Data for this task =
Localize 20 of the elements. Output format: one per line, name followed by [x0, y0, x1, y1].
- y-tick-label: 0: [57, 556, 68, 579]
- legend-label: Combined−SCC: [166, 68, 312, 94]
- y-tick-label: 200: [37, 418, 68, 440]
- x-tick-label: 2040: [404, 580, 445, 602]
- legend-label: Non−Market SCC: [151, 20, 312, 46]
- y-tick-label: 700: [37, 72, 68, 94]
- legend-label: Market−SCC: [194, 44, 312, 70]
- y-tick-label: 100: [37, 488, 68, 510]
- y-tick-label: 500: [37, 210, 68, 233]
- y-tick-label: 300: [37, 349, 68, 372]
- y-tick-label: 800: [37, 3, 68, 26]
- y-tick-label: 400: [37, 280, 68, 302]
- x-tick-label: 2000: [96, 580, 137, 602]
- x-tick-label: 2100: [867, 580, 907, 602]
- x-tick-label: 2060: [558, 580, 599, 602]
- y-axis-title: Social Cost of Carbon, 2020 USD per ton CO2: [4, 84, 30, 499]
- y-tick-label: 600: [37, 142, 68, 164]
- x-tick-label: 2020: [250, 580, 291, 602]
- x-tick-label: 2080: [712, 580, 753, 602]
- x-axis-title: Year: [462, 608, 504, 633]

What is required = Rewrite the records, changing every "x-tick-label" to "x-axis-label" and leaving everything else as it is.

Correct output =
Localize 20 of the elements. Output format: one per line, name followed by [x0, y0, x1, y1].
- y-tick-label: 0: [57, 556, 68, 579]
- legend-label: Combined−SCC: [166, 68, 312, 94]
- y-tick-label: 200: [37, 418, 68, 440]
- x-axis-label: 2040: [404, 580, 445, 602]
- legend-label: Non−Market SCC: [151, 20, 312, 46]
- y-tick-label: 700: [37, 72, 68, 94]
- legend-label: Market−SCC: [194, 44, 312, 70]
- y-tick-label: 100: [37, 488, 68, 510]
- y-tick-label: 500: [37, 210, 68, 233]
- y-tick-label: 300: [37, 349, 68, 372]
- y-tick-label: 800: [37, 3, 68, 26]
- y-tick-label: 400: [37, 280, 68, 302]
- x-axis-label: 2000: [96, 580, 137, 602]
- x-axis-label: 2100: [867, 580, 907, 602]
- x-axis-label: 2060: [558, 580, 599, 602]
- y-axis-title: Social Cost of Carbon, 2020 USD per ton CO2: [4, 84, 30, 499]
- y-tick-label: 600: [37, 142, 68, 164]
- x-axis-label: 2020: [250, 580, 291, 602]
- x-axis-label: 2080: [712, 580, 753, 602]
- x-axis-title: Year: [462, 608, 504, 633]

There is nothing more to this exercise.